_GIVEN TASK_:
From the entries below, pull out each line where "счет" appears.
WORKING DATA start
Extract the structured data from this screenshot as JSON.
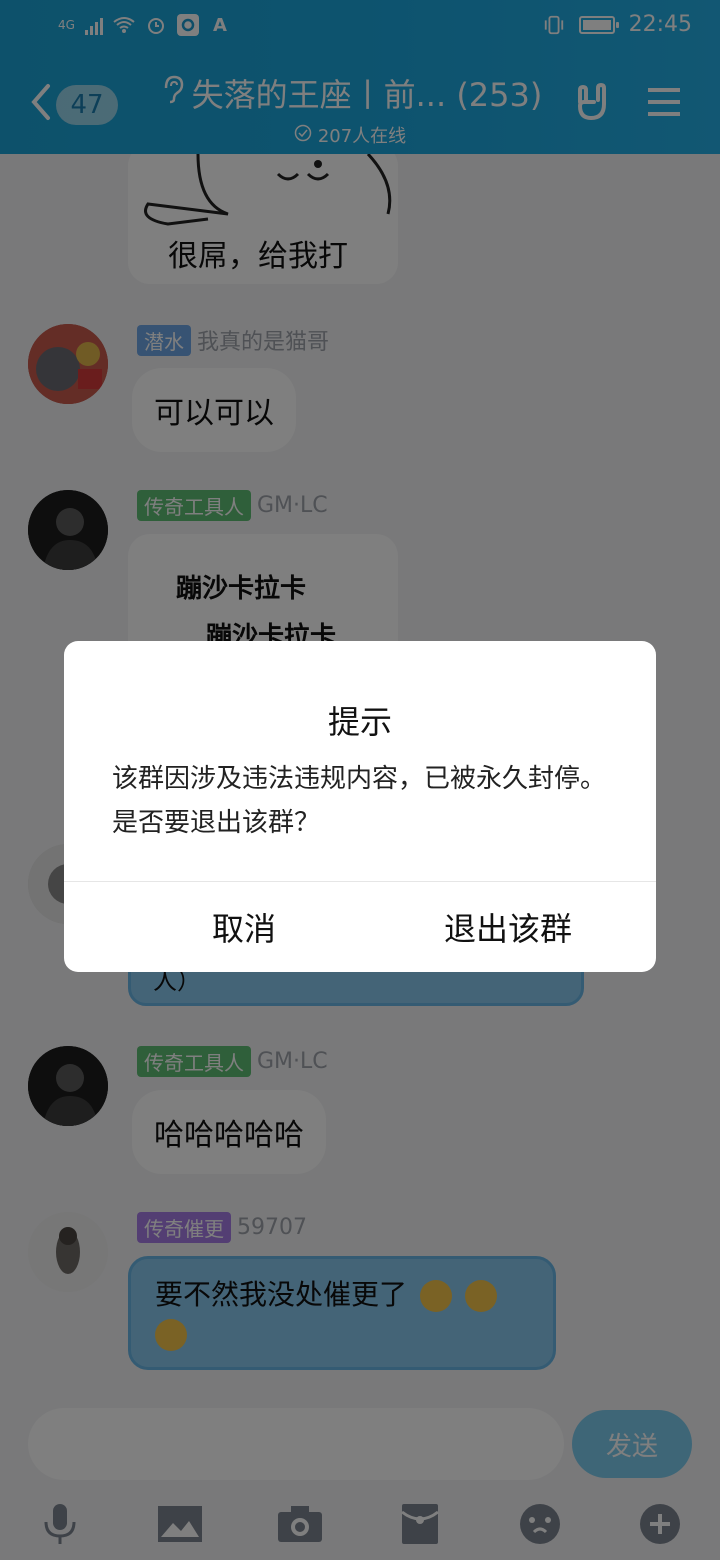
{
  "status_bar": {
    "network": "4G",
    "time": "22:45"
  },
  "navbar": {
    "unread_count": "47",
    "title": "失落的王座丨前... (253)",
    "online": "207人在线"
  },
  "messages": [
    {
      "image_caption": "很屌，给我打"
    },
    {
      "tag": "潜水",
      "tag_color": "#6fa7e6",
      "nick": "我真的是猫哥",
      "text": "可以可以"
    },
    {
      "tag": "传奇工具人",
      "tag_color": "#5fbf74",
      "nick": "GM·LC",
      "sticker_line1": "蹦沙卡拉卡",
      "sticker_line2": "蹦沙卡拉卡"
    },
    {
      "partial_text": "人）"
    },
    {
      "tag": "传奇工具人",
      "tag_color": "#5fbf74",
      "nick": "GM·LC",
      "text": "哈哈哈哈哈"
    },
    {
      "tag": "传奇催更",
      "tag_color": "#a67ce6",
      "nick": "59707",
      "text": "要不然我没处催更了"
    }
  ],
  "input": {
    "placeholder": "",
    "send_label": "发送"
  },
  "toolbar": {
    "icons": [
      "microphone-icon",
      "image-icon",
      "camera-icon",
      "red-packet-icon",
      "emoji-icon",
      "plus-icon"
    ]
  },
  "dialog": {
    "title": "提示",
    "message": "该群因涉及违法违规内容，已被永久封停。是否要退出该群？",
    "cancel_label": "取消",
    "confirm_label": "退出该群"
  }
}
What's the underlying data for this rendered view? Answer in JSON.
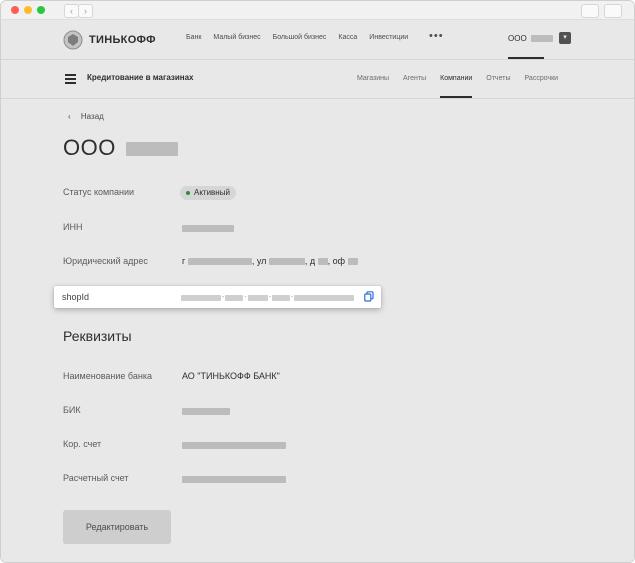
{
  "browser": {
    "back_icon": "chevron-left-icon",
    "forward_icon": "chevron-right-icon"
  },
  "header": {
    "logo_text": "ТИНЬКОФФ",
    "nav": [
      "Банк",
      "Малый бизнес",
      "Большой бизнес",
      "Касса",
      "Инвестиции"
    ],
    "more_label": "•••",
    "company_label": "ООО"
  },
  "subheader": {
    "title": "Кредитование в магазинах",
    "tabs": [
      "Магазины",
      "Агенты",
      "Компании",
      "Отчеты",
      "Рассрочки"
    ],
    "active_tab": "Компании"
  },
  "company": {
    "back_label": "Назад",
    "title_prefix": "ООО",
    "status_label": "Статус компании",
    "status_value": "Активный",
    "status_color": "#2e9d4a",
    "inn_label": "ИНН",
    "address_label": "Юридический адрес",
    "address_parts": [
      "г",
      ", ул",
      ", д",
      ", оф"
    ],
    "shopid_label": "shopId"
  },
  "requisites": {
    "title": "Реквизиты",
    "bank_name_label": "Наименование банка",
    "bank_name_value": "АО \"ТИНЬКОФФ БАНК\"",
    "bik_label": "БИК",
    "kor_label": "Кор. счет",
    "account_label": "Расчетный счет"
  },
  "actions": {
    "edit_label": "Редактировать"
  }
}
WORKING DATA end
WORKING DATA start
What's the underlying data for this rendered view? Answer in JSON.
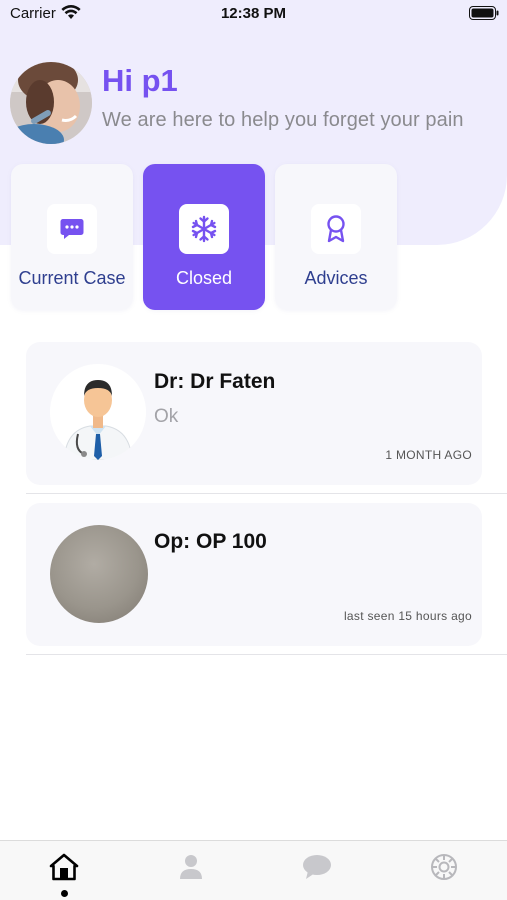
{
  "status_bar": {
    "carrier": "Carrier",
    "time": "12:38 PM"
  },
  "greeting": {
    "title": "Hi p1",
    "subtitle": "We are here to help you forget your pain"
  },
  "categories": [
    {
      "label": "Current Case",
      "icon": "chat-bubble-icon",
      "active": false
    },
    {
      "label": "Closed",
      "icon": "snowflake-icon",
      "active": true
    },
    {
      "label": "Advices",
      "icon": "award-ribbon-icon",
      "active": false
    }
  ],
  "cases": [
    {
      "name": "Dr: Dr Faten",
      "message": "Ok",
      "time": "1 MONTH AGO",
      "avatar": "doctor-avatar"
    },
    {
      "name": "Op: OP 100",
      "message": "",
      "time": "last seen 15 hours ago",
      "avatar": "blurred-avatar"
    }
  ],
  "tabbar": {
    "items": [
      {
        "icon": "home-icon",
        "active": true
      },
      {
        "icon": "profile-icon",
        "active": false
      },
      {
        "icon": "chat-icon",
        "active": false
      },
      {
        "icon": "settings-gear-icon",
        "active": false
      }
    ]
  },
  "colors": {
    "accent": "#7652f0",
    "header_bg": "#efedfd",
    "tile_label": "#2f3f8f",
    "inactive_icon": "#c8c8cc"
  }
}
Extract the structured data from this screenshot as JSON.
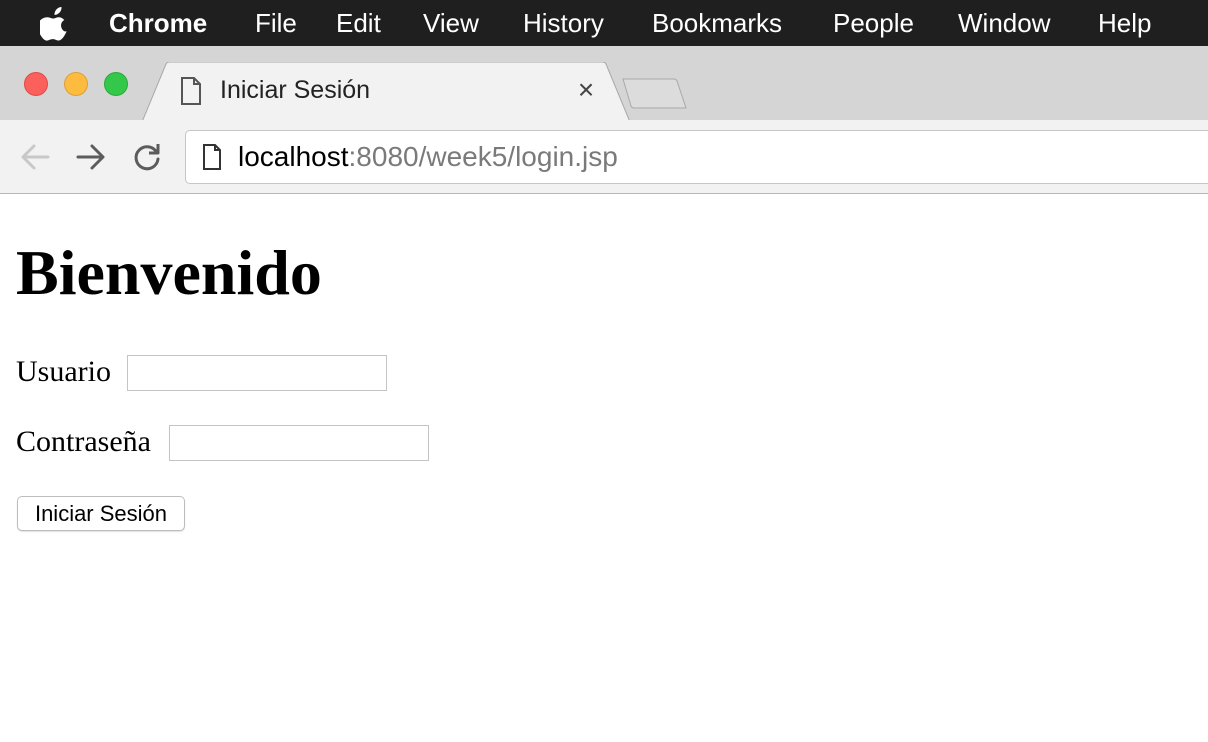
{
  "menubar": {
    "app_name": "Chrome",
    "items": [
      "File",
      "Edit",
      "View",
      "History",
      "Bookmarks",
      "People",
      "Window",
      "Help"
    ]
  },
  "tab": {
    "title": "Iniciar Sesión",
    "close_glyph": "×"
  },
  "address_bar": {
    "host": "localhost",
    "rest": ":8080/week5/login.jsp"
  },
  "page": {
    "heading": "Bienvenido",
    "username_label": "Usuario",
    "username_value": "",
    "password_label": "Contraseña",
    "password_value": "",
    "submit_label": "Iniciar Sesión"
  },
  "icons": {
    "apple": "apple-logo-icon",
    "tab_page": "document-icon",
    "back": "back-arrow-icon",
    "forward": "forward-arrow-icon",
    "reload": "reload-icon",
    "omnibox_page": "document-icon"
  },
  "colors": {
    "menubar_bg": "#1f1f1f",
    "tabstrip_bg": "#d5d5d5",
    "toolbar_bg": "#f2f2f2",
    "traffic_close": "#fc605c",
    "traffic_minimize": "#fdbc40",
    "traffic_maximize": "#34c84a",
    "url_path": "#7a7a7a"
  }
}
WORKING DATA end
_TASK ANSWER_:
    "kor_label": "Кор. счет",
    "account_label": "Расчетный счет"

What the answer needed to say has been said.